GIVEN TASK | Convert everything from the first line down to the line containing "colorbar-label: 1.0: [1120, 1018, 1155, 1046]", inclusive, into a JSON list of strings, one per line, with blank lines omitted.

:: TASK MATERIAL

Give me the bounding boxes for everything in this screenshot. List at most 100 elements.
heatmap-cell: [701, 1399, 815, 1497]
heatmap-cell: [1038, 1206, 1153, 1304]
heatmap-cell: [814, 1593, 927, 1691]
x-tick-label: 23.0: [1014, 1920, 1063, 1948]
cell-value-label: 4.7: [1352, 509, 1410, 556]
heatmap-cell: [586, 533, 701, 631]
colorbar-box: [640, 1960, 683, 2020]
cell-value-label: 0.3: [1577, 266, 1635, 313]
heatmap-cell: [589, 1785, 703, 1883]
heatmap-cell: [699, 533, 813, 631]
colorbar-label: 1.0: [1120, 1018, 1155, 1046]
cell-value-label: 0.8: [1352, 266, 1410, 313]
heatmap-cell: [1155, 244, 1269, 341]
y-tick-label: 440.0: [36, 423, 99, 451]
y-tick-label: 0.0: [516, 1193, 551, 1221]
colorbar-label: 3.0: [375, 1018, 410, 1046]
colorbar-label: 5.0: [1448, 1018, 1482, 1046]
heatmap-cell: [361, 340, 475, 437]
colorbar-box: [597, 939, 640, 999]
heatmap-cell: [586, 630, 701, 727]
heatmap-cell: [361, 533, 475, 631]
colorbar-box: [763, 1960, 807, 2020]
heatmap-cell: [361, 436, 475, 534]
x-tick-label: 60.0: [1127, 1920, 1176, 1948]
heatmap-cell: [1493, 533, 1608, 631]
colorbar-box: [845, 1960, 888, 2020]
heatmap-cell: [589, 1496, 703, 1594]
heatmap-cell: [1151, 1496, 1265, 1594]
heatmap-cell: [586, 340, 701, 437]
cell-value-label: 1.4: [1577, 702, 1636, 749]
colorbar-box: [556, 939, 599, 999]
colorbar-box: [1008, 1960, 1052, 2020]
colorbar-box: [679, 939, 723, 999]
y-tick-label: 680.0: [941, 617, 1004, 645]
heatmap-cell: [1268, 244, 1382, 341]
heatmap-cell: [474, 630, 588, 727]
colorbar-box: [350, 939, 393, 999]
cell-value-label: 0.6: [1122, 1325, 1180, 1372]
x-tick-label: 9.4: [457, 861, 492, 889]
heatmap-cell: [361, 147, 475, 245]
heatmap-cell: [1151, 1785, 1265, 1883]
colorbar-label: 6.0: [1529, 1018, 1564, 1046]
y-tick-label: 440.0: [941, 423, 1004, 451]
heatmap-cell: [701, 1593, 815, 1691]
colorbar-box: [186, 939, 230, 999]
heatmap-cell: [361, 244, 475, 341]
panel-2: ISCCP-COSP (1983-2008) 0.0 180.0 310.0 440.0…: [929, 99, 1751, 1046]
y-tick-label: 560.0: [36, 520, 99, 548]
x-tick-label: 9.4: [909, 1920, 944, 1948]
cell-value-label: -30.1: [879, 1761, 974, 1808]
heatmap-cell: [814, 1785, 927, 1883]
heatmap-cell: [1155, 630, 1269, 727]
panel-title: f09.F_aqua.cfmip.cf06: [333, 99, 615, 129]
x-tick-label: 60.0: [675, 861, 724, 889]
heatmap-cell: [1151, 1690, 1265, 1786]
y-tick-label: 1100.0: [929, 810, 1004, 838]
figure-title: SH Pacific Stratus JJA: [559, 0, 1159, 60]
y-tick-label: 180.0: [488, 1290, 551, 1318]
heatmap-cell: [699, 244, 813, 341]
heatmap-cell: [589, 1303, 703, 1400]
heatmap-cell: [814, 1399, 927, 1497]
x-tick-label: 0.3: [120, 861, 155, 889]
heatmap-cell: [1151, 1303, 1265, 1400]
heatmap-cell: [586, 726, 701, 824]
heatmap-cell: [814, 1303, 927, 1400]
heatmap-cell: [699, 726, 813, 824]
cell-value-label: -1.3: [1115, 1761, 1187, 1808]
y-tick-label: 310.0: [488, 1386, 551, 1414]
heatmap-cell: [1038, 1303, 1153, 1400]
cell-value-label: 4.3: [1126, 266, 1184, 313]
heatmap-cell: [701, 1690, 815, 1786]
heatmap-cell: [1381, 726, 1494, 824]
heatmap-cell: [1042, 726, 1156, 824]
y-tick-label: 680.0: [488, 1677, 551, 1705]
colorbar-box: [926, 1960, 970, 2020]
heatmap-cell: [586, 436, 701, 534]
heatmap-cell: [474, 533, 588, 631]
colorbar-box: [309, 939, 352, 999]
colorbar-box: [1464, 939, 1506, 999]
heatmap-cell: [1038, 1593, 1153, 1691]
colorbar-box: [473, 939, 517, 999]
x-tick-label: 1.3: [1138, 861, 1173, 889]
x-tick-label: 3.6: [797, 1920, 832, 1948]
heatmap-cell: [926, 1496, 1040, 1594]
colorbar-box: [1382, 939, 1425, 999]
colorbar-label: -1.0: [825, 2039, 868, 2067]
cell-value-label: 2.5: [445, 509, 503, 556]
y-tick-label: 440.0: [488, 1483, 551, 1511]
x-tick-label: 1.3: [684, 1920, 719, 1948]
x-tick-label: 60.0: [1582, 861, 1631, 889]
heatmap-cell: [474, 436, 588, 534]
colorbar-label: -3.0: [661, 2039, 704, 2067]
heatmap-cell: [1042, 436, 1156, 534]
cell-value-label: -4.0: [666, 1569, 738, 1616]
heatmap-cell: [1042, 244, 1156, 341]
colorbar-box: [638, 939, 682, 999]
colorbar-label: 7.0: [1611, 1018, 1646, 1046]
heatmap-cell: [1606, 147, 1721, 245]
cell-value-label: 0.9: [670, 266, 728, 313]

::::

EXERCISE OUTPUT |
[
  "Give me the bounding boxes for everything in this screenshot. List at most 100 elements.",
  "heatmap-cell: [701, 1399, 815, 1497]",
  "heatmap-cell: [1038, 1206, 1153, 1304]",
  "heatmap-cell: [814, 1593, 927, 1691]",
  "x-tick-label: 23.0: [1014, 1920, 1063, 1948]",
  "cell-value-label: 4.7: [1352, 509, 1410, 556]",
  "heatmap-cell: [586, 533, 701, 631]",
  "colorbar-box: [640, 1960, 683, 2020]",
  "cell-value-label: 0.3: [1577, 266, 1635, 313]",
  "heatmap-cell: [589, 1785, 703, 1883]",
  "heatmap-cell: [699, 533, 813, 631]",
  "colorbar-label: 1.0: [1120, 1018, 1155, 1046]"
]